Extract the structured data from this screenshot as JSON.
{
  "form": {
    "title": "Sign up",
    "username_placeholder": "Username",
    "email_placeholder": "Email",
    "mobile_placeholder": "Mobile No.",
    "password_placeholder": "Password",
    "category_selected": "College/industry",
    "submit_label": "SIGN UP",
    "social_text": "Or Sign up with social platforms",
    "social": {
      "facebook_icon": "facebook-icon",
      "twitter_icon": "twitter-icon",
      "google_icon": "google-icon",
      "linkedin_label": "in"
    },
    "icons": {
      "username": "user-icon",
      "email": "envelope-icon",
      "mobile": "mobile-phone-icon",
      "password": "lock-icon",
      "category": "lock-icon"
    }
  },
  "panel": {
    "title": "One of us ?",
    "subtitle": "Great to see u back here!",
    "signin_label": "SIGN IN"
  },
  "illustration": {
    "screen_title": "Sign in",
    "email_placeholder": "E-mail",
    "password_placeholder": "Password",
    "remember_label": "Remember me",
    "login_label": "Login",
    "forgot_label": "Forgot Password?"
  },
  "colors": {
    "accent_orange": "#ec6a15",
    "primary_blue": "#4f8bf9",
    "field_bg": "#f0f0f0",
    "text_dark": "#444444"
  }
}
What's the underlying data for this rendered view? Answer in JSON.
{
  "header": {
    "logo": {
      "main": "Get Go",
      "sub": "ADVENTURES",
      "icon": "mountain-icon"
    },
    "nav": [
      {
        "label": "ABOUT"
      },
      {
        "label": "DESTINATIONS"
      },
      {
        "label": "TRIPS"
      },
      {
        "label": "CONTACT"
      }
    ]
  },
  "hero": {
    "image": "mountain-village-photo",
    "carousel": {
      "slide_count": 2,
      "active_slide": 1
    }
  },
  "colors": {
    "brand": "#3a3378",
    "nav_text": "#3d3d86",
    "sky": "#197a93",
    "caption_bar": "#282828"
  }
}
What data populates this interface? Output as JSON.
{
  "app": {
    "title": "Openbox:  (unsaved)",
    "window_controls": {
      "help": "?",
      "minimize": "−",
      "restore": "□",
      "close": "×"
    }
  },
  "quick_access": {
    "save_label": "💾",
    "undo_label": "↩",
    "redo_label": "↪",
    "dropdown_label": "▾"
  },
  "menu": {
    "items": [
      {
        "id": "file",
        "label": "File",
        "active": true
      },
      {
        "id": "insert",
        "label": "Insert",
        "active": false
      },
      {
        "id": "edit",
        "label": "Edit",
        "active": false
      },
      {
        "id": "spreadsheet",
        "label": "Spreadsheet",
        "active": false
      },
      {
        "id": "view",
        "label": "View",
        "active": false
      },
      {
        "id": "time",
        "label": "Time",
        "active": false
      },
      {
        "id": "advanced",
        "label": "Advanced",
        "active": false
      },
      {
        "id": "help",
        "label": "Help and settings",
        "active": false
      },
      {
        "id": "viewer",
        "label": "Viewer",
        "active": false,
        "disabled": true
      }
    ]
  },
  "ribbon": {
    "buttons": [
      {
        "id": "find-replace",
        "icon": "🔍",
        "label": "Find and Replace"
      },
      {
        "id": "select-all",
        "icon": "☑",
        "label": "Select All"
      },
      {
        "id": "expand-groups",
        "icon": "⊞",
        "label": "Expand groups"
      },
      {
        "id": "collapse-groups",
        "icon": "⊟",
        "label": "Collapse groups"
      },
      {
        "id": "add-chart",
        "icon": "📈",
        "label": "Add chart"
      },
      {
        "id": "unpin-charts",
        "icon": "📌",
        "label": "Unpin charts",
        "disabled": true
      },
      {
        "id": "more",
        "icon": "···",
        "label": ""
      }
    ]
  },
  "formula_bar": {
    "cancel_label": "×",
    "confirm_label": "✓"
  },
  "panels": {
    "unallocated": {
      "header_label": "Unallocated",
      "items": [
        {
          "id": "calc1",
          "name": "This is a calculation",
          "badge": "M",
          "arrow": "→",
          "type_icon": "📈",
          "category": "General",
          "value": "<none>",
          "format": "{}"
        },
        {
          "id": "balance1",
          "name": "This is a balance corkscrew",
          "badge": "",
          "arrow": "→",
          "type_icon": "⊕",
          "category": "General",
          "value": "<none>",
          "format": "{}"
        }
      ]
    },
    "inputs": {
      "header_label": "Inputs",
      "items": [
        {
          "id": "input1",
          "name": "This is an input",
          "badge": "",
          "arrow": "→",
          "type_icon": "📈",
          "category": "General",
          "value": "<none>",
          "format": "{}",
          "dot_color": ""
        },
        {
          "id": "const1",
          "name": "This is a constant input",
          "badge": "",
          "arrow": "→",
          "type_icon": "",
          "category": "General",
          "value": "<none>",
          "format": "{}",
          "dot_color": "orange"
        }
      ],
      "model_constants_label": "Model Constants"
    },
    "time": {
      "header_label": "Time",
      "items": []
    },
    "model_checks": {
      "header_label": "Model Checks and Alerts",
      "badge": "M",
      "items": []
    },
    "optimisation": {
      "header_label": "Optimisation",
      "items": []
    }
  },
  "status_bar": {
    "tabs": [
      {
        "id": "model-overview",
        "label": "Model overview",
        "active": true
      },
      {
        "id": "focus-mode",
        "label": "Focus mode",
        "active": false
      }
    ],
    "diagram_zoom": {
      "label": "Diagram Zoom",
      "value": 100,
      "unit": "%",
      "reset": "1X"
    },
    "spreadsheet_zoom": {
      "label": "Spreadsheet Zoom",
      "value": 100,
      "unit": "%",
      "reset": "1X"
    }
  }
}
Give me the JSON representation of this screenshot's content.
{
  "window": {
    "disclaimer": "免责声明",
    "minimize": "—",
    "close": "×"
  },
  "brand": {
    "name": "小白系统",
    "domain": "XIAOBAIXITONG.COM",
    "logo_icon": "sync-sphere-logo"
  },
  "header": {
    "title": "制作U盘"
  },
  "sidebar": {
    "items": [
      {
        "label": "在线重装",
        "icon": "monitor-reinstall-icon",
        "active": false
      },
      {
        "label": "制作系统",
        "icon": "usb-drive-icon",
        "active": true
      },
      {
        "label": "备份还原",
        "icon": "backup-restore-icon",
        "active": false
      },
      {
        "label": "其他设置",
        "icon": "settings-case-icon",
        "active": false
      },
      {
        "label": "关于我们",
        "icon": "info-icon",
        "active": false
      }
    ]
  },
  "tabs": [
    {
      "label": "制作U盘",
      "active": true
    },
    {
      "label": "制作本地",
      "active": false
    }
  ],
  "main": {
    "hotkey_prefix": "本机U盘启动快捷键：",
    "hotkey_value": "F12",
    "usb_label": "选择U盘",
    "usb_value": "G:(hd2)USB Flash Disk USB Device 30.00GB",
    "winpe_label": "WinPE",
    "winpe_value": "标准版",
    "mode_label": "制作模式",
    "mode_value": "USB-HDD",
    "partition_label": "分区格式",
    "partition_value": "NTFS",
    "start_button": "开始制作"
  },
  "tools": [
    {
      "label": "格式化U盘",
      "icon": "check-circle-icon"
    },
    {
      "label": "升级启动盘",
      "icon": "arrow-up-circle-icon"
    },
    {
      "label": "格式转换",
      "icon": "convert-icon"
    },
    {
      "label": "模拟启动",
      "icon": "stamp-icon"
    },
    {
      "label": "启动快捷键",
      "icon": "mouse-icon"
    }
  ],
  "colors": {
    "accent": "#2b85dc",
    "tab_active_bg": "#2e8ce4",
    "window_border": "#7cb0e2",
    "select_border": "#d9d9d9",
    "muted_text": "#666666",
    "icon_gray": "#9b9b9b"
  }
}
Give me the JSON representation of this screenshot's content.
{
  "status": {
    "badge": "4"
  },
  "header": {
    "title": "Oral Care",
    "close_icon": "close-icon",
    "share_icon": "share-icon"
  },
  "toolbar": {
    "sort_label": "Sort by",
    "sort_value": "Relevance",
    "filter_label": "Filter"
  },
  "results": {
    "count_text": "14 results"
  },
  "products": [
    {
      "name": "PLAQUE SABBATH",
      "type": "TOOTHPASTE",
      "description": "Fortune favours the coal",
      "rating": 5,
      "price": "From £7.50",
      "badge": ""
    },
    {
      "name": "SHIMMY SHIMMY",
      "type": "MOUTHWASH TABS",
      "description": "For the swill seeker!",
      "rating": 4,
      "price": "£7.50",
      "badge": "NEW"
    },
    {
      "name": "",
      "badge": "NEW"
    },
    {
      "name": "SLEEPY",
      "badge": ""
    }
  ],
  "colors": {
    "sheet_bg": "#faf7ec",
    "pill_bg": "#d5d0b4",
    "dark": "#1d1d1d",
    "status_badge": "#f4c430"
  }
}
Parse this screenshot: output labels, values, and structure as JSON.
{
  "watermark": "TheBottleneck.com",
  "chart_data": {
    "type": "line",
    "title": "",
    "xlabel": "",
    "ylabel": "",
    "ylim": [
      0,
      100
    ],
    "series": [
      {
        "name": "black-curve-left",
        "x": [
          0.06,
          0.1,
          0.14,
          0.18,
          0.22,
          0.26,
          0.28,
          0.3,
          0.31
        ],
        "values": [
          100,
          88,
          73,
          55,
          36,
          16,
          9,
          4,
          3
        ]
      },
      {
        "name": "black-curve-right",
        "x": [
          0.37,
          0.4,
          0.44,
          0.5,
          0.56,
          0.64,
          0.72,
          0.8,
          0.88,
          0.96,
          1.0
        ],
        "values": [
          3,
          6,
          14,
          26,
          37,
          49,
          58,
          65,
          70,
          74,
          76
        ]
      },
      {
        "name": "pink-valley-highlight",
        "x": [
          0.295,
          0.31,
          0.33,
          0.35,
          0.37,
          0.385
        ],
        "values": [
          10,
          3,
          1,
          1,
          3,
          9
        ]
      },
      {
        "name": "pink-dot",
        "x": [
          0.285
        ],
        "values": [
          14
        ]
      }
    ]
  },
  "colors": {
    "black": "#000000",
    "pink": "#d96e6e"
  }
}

- - - -

> **What you should do**:
Count how many lines of the data include the word "pink". Your reply should be that number alone.

> **Exercise solution**:
3